Figure record extracts:

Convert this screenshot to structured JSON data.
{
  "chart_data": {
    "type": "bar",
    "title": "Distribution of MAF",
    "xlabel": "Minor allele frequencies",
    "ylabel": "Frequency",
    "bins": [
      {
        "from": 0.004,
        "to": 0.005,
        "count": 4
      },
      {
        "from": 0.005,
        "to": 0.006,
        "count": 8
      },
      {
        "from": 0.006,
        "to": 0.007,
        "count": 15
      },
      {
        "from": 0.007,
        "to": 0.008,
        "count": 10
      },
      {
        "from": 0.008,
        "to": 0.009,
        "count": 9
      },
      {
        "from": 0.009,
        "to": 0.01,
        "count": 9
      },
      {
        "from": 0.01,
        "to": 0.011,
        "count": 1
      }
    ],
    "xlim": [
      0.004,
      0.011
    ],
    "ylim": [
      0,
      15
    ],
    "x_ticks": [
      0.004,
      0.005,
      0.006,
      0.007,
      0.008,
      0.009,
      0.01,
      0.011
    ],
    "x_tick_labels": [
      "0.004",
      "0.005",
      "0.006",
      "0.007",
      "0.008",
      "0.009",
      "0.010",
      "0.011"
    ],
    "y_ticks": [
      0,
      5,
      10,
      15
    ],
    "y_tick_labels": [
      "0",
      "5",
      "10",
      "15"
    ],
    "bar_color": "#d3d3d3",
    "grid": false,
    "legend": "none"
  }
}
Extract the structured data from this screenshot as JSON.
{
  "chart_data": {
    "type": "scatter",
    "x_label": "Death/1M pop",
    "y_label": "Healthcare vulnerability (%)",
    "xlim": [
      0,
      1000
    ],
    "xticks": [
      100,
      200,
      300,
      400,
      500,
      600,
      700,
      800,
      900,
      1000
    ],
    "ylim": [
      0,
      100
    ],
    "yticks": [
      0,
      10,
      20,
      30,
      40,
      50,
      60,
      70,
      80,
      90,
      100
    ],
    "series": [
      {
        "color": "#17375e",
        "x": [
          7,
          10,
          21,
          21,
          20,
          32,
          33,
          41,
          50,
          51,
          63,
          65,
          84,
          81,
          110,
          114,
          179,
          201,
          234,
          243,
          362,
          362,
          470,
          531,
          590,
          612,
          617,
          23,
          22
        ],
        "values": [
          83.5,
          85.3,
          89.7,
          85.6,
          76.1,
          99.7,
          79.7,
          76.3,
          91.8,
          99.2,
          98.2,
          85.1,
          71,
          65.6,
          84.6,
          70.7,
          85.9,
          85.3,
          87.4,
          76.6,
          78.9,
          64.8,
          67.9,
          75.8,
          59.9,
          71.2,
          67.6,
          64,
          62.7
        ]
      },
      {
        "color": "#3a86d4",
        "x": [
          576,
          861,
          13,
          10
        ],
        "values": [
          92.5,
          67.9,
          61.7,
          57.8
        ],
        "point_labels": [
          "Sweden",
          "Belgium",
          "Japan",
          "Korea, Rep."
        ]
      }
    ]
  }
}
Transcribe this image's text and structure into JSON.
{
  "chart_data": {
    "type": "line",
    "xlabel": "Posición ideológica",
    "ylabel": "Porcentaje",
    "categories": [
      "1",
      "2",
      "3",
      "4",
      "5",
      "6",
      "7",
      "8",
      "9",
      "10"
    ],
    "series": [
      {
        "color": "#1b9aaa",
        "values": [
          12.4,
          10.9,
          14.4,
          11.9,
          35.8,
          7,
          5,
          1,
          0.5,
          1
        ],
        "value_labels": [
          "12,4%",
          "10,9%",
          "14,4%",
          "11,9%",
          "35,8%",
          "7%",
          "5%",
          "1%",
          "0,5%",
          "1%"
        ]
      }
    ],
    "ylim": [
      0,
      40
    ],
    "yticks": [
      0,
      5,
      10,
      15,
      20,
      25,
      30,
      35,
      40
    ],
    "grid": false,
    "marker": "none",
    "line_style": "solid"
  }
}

▸ REQUIRED WORK:
Gather up every line in the data above that contains the word "this", copying each one.

▸ RESULT OF THE TASK:
Convert this screenshot to structured JSON data.
Extract the structured data from this screenshot as JSON.
Transcribe this image's text and structure into JSON.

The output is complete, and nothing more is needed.